_ENTRIES PROVIDED_
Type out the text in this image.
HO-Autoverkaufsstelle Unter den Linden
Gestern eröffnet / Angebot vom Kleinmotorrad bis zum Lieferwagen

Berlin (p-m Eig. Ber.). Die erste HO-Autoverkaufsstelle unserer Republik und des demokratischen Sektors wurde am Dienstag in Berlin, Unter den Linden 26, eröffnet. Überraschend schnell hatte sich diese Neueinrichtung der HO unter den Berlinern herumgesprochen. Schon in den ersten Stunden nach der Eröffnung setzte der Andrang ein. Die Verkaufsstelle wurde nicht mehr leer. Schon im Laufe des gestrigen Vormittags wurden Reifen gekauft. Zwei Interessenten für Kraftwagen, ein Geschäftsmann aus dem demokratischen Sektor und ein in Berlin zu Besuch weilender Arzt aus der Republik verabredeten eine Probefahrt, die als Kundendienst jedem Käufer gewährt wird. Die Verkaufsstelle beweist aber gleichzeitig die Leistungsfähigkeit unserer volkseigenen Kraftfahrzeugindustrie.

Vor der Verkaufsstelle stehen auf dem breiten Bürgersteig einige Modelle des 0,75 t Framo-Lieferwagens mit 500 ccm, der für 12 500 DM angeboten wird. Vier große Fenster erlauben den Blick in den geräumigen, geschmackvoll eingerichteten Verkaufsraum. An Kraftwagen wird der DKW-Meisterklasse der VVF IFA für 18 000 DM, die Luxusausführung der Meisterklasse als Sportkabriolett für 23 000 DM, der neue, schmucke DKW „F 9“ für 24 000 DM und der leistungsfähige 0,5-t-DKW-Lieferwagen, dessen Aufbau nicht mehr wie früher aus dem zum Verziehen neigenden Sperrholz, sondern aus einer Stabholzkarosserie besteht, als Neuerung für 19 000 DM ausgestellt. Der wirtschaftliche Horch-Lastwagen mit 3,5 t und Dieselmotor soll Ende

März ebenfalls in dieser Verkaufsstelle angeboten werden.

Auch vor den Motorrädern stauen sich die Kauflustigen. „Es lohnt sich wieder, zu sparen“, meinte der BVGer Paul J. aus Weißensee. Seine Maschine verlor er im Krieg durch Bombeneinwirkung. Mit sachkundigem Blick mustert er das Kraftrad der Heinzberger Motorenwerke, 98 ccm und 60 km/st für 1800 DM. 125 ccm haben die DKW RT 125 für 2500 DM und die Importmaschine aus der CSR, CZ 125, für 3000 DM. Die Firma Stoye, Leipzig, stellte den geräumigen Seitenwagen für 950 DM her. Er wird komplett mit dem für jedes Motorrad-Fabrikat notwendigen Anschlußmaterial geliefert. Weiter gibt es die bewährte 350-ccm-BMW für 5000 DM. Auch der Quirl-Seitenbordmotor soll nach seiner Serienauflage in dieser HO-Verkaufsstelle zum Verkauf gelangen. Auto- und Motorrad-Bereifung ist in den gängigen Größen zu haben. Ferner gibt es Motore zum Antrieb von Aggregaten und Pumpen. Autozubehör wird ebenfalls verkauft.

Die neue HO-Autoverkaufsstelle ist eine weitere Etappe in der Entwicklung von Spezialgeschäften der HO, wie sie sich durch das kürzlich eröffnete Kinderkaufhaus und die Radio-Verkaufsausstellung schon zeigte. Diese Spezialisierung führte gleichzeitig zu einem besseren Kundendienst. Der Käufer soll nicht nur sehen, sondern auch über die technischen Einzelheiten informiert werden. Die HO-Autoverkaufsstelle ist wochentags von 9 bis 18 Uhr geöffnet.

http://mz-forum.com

_TASK BRIEF_
Exactly reproduce all of the entries above.

_WRITTEN SOLUTION_
Type out the text in this image.
HO-Autoverkaufsstelle Unter den Linden
Gestern eröffnet / Angebot vom Kleinmotorrad bis zum Lieferwagen

Berlin (p-m Eig. Ber.). Die erste HO-Autoverkaufsstelle unserer Republik und des demokratischen Sektors wurde am Dienstag in Berlin, Unter den Linden 26, eröffnet. Überraschend schnell hatte sich diese Neueinrichtung der HO unter den Berlinern herumgesprochen. Schon in den ersten Stunden nach der Eröffnung setzte der Andrang ein. Die Verkaufsstelle wurde nicht mehr leer. Schon im Laufe des gestrigen Vormittags wurden Reifen gekauft. Zwei Interessenten für Kraftwagen, ein Geschäftsmann aus dem demokratischen Sektor und ein in Berlin zu Besuch weilender Arzt aus der Republik verabredeten eine Probefahrt, die als Kundendienst jedem Käufer gewährt wird. Die Verkaufsstelle beweist aber gleichzeitig die Leistungsfähigkeit unserer volkseigenen Kraftfahrzeugindustrie.

Vor der Verkaufsstelle stehen auf dem breiten Bürgersteig einige Modelle des 0,75 t Framo-Lieferwagens mit 500 ccm, der für 12 500 DM angeboten wird. Vier große Fenster erlauben den Blick in den geräumigen, geschmackvoll eingerichteten Verkaufsraum. An Kraftwagen wird der DKW-Meisterklasse der VVF IFA für 18 000 DM, die Luxusausführung der Meisterklasse als Sportkabriolett für 23 000 DM, der neue, schmucke DKW „F 9“ für 24 000 DM und der leistungsfähige 0,5-t-DKW-Lieferwagen, dessen Aufbau nicht mehr wie früher aus dem zum Verziehen neigenden Sperrholz, sondern aus einer Stabholzkarosserie besteht, als Neuerung für 19 000 DM ausgestellt. Der wirtschaftliche Horch-Lastwagen mit 3,5 t und Dieselmotor soll Ende

März ebenfalls in dieser Verkaufsstelle angeboten werden.

Auch vor den Motorrädern stauen sich die Kauflustigen. „Es lohnt sich wieder, zu sparen“, meinte der BVGer Paul J. aus Weißensee. Seine Maschine verlor er im Krieg durch Bombeneinwirkung. Mit sachkundigem Blick mustert er das Kraftrad der Heinzberger Motorenwerke, 98 ccm und 60 km/st für 1800 DM. 125 ccm haben die DKW RT 125 für 2500 DM und die Importmaschine aus der CSR, CZ 125, für 3000 DM. Die Firma Stoye, Leipzig, stellte den geräumigen Seitenwagen für 950 DM her. Er wird komplett mit dem für jedes Motorrad-Fabrikat notwendigen Anschlußmaterial geliefert. Weiter gibt es die bewährte 350-ccm-BMW für 5000 DM. Auch der Quirl-Seitenbordmotor soll nach seiner Serienauflage in dieser HO-Verkaufsstelle zum Verkauf gelangen. Auto- und Motorrad-Bereifung ist in den gängigen Größen zu haben. Ferner gibt es Motore zum Antrieb von Aggregaten und Pumpen. Autozubehör wird ebenfalls verkauft.

Die neue HO-Autoverkaufsstelle ist eine weitere Etappe in der Entwicklung von Spezialgeschäften der HO, wie sie sich durch das kürzlich eröffnete Kinderkaufhaus und die Radio-Verkaufsausstellung schon zeigte. Diese Spezialisierung führte gleichzeitig zu einem besseren Kundendienst. Der Käufer soll nicht nur sehen, sondern auch über die technischen Einzelheiten informiert werden. Die HO-Autoverkaufsstelle ist wochentags von 9 bis 18 Uhr geöffnet.

http://mz-forum.com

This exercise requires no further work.